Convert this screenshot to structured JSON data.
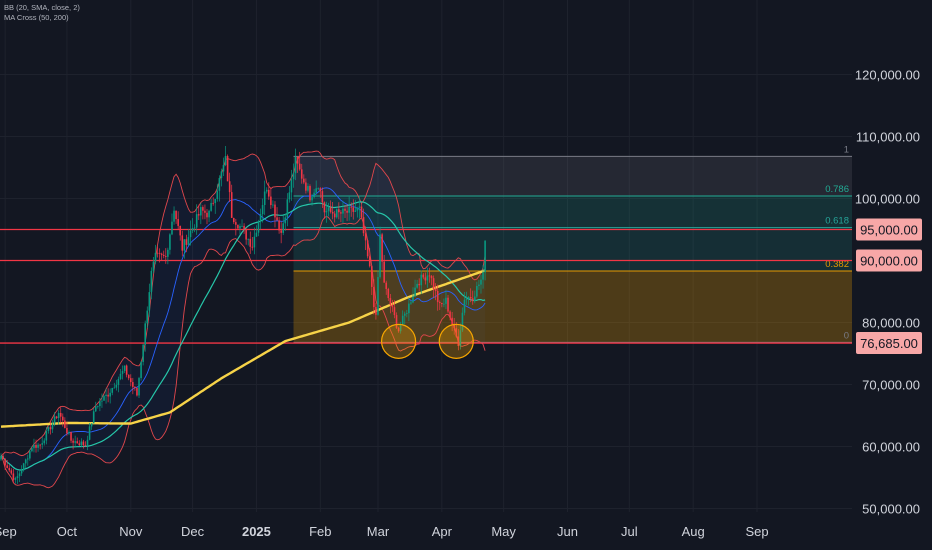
{
  "indicators": [
    "BB (20, SMA, close, 2)",
    "MA Cross (50, 200)"
  ],
  "chart_data": {
    "type": "candlestick",
    "x": [
      "Sep",
      "Oct",
      "Nov",
      "Dec",
      "2025",
      "Feb",
      "Mar",
      "Apr",
      "May",
      "Jun",
      "Jul",
      "Aug",
      "Sep"
    ],
    "y_ticks": [
      "120,000.00",
      "110,000.00",
      "100,000.00",
      "80,000.00",
      "70,000.00",
      "60,000.00",
      "50,000.00"
    ],
    "ylim": [
      45000,
      126000
    ],
    "price_levels": [
      {
        "label": "95,000.00",
        "value": 95000,
        "color": "#f23645"
      },
      {
        "label": "90,000.00",
        "value": 90000,
        "color": "#f23645"
      },
      {
        "label": "76,685.00",
        "value": 76685,
        "color": "#f23645"
      }
    ],
    "fibonacci": [
      {
        "label": "1",
        "value": 106800,
        "color": "#787b86"
      },
      {
        "label": "0.786",
        "value": 100400,
        "color": "#22ab94"
      },
      {
        "label": "0.618",
        "value": 95300,
        "color": "#26a69a"
      },
      {
        "label": "0.382",
        "value": 88300,
        "color": "#e69a00"
      },
      {
        "label": "0",
        "value": 76800,
        "color": "#787b86"
      }
    ],
    "double_bottom_circles": [
      {
        "date": "2025-03-11",
        "price": 76800
      },
      {
        "date": "2025-04-08",
        "price": 76800
      }
    ],
    "colors": {
      "up": "#089981",
      "down": "#f23645",
      "ma200": "#f7d348",
      "ma50": "#26c6a9",
      "bb": "#e0474c",
      "bb_basis": "#2962ff"
    }
  }
}
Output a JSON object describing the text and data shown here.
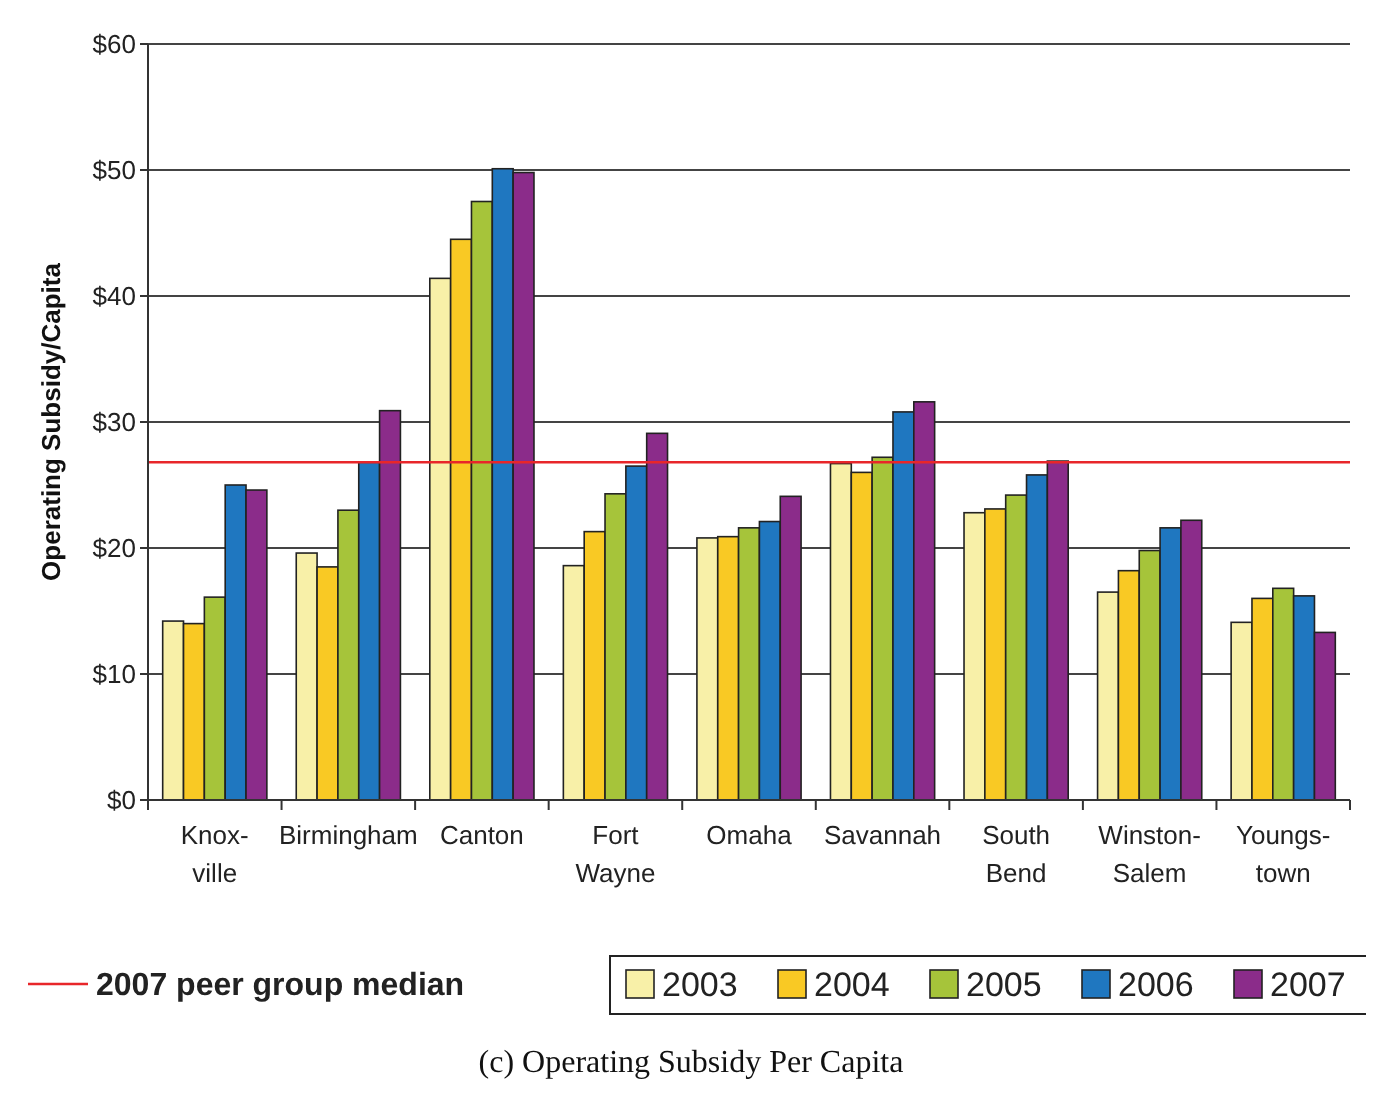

What this task involves —
Leave out the pictures and transcribe everything else exactly.

Result —
Convert this screenshot to structured JSON data.
{
  "indicators": [
    "BB (20, SMA, close, 2)",
    "MA Cross (50, 200)"
  ],
  "chart_data": {
    "type": "candlestick",
    "x": [
      "Sep",
      "Oct",
      "Nov",
      "Dec",
      "2025",
      "Feb",
      "Mar",
      "Apr",
      "May",
      "Jun",
      "Jul",
      "Aug",
      "Sep"
    ],
    "y_ticks": [
      "120,000.00",
      "110,000.00",
      "100,000.00",
      "80,000.00",
      "70,000.00",
      "60,000.00",
      "50,000.00"
    ],
    "ylim": [
      45000,
      126000
    ],
    "price_levels": [
      {
        "label": "95,000.00",
        "value": 95000,
        "color": "#f23645"
      },
      {
        "label": "90,000.00",
        "value": 90000,
        "color": "#f23645"
      },
      {
        "label": "76,685.00",
        "value": 76685,
        "color": "#f23645"
      }
    ],
    "fibonacci": [
      {
        "label": "1",
        "value": 106800,
        "color": "#787b86"
      },
      {
        "label": "0.786",
        "value": 100400,
        "color": "#22ab94"
      },
      {
        "label": "0.618",
        "value": 95300,
        "color": "#26a69a"
      },
      {
        "label": "0.382",
        "value": 88300,
        "color": "#e69a00"
      },
      {
        "label": "0",
        "value": 76800,
        "color": "#787b86"
      }
    ],
    "double_bottom_circles": [
      {
        "date": "2025-03-11",
        "price": 76800
      },
      {
        "date": "2025-04-08",
        "price": 76800
      }
    ],
    "colors": {
      "up": "#089981",
      "down": "#f23645",
      "ma200": "#f7d348",
      "ma50": "#26c6a9",
      "bb": "#e0474c",
      "bb_basis": "#2962ff"
    }
  }
}
Output a JSON object describing the text and data shown here.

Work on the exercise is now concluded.